• AIM OF THE TASK
Pick out every line of the entries below where "satellite" occurs, and copy those lines.

============

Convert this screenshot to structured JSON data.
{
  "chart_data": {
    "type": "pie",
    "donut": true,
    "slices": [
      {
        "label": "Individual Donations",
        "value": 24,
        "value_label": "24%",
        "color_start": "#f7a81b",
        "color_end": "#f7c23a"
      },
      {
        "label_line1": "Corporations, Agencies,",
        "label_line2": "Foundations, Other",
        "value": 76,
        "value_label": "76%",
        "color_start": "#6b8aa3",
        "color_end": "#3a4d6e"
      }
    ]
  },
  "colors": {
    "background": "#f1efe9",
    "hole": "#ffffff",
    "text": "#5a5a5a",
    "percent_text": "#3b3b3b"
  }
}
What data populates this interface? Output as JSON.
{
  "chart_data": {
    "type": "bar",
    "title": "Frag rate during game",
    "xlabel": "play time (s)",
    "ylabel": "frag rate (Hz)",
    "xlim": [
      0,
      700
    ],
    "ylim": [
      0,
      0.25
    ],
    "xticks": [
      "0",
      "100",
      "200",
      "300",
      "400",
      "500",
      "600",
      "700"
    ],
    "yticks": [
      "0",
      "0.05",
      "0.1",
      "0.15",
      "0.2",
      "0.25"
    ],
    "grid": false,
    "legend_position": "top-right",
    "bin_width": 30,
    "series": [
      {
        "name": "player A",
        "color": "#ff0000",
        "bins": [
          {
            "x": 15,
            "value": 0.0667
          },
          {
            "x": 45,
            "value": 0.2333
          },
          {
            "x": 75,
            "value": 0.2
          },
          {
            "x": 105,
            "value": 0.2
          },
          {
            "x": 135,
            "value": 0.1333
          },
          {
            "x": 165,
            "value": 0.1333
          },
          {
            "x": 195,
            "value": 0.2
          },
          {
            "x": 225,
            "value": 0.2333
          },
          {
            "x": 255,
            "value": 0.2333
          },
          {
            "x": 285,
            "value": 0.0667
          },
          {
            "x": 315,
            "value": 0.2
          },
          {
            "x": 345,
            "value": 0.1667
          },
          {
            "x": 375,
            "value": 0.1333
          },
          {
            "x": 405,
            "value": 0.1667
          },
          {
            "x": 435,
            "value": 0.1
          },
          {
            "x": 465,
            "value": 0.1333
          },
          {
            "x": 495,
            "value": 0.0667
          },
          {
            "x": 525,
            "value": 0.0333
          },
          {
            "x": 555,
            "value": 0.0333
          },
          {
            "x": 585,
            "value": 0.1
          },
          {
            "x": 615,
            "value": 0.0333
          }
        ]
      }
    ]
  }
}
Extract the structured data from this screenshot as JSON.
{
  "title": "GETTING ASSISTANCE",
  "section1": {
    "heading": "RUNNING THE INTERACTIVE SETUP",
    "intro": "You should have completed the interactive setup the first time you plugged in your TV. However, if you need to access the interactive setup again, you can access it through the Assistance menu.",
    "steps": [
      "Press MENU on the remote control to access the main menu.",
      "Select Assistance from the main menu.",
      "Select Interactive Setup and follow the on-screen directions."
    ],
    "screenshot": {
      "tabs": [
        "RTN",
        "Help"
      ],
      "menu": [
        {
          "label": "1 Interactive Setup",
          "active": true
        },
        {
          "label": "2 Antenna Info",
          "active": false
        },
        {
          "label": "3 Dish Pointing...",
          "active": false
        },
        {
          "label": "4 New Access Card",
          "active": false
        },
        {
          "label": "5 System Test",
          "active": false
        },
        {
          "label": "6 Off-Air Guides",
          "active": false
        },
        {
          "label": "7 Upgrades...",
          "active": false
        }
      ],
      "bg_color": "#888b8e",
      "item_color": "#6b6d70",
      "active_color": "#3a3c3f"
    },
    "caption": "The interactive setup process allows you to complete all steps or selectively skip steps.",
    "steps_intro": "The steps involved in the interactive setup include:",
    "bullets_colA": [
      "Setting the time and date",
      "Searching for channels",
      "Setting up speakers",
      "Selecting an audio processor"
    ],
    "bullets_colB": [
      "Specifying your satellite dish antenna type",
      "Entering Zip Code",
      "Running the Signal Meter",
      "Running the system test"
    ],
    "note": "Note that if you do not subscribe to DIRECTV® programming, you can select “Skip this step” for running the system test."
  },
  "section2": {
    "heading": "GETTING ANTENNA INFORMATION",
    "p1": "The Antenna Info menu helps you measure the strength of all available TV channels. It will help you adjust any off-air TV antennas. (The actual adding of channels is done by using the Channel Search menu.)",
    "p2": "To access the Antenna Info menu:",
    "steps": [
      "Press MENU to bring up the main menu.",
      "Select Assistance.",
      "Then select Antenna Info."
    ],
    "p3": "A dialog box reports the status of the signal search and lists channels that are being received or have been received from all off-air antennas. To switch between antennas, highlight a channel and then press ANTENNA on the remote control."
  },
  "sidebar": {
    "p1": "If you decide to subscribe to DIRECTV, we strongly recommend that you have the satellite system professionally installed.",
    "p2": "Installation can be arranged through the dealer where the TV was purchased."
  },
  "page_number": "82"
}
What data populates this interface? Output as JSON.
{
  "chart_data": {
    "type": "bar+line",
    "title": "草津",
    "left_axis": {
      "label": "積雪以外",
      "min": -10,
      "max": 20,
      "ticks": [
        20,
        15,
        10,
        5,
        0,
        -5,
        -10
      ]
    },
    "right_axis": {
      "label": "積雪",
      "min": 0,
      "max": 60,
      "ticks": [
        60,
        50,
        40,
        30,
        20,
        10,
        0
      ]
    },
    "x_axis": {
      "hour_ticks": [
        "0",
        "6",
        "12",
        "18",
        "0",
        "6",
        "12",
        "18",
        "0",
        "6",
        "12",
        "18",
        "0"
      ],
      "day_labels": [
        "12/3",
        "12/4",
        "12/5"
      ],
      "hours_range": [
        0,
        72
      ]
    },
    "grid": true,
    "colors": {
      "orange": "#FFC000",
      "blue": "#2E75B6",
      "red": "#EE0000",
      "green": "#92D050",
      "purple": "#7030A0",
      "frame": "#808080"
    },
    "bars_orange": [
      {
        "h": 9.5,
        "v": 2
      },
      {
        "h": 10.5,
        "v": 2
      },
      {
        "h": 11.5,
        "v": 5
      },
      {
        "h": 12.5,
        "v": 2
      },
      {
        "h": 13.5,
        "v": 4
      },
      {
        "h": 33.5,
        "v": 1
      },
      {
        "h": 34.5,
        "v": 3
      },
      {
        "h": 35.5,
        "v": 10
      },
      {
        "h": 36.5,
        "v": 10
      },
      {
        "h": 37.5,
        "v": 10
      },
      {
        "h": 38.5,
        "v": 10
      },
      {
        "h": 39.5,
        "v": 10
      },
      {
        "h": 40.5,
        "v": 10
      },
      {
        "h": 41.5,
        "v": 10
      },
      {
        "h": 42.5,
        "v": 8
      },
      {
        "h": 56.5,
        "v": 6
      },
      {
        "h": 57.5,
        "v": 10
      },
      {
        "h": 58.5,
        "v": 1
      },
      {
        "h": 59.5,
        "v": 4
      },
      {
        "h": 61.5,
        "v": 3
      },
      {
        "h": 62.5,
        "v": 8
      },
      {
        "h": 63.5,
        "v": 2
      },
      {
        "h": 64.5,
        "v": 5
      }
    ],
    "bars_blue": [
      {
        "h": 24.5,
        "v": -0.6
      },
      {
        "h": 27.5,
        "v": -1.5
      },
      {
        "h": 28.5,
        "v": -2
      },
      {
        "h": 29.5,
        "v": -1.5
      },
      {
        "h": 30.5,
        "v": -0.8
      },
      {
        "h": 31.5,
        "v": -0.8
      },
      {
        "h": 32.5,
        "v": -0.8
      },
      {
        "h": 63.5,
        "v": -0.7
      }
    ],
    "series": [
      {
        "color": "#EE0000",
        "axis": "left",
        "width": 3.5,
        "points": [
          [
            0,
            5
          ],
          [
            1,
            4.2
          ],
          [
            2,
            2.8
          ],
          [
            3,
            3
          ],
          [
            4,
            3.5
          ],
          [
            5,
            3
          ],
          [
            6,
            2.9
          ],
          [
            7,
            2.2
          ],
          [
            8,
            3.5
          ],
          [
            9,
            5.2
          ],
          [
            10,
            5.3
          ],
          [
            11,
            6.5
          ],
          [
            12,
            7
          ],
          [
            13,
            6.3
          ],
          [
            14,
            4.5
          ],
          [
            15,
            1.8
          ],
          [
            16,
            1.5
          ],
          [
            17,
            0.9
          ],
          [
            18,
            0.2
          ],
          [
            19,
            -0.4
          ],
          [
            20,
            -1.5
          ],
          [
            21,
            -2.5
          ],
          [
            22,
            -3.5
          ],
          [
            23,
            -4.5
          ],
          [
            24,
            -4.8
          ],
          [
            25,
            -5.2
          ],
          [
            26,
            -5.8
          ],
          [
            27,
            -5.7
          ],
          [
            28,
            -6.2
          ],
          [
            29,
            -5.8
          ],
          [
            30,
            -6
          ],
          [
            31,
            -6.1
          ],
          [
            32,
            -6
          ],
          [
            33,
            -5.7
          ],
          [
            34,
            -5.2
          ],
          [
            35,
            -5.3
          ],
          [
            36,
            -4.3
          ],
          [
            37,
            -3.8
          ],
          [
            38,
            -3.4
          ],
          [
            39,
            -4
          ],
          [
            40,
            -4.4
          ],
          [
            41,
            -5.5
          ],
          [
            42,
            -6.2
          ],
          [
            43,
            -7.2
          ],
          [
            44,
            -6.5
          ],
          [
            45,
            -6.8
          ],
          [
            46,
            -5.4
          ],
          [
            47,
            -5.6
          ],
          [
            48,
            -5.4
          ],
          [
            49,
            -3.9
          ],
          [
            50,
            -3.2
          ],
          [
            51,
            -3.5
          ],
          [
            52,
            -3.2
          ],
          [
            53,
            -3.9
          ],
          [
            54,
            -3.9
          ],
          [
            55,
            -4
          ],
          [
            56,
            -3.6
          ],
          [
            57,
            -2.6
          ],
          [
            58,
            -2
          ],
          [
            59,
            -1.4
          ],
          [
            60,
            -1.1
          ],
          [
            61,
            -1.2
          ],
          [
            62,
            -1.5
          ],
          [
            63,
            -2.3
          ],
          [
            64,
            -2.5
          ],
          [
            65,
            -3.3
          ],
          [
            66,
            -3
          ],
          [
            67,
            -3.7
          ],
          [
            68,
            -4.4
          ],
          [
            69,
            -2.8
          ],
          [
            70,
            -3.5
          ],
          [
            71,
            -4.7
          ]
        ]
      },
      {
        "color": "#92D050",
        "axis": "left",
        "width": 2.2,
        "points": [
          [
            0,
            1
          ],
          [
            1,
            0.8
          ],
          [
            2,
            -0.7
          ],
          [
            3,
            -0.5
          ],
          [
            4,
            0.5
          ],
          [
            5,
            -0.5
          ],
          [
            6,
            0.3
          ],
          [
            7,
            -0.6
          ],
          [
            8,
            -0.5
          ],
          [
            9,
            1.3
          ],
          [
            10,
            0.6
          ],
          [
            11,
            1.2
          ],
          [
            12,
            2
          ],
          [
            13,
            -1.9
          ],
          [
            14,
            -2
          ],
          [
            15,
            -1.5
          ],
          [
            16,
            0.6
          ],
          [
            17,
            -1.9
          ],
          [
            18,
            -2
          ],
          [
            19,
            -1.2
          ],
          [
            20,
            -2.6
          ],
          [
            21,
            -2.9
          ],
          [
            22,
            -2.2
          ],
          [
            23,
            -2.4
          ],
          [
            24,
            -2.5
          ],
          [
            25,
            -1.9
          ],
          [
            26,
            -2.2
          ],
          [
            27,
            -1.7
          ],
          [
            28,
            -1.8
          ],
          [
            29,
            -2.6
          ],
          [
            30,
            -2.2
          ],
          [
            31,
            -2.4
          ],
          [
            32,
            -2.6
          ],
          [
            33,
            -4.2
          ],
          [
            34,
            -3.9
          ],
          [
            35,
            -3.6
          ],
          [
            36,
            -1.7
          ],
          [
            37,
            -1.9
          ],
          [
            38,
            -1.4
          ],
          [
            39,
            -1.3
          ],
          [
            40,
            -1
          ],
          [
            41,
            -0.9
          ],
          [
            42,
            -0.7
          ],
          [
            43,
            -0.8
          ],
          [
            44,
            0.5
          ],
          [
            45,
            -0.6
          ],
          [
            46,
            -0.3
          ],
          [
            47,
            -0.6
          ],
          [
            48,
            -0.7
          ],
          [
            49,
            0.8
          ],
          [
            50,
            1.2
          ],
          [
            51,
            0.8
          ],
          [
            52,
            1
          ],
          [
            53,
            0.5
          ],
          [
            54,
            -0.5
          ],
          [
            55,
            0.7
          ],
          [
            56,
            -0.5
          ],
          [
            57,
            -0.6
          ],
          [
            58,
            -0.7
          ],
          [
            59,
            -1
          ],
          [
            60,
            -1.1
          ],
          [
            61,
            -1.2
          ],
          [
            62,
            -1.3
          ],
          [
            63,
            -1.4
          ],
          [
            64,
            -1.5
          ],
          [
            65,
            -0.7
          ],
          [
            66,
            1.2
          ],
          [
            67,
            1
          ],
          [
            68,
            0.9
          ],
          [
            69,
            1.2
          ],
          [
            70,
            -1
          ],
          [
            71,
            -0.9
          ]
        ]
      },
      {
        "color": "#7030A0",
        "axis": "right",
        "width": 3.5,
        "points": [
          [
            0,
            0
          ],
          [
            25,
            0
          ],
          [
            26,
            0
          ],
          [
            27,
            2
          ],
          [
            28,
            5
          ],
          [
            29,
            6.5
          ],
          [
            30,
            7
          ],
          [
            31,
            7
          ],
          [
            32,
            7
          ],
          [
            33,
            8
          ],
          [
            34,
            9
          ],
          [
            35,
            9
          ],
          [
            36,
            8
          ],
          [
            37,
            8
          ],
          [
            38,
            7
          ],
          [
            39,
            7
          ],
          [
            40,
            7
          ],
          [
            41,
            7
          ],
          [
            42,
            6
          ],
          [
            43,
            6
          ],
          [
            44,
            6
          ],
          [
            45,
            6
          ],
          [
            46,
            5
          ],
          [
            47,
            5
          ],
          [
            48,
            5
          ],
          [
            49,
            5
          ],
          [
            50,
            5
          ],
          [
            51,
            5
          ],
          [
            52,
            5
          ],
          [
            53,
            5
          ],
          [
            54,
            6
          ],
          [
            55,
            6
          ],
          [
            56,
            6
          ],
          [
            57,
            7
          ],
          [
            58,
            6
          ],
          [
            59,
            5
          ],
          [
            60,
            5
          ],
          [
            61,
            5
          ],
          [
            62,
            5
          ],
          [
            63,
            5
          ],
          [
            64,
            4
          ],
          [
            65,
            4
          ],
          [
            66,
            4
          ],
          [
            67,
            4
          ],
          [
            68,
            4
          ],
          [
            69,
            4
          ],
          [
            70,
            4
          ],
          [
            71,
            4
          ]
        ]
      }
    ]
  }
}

============

• TASK OUTPUT
      "Specifying your satellite dish antenna type",
    "p1": "If you decide to subscribe to DIRECTV, we strongly recommend that you have the satellite system professionally installed.",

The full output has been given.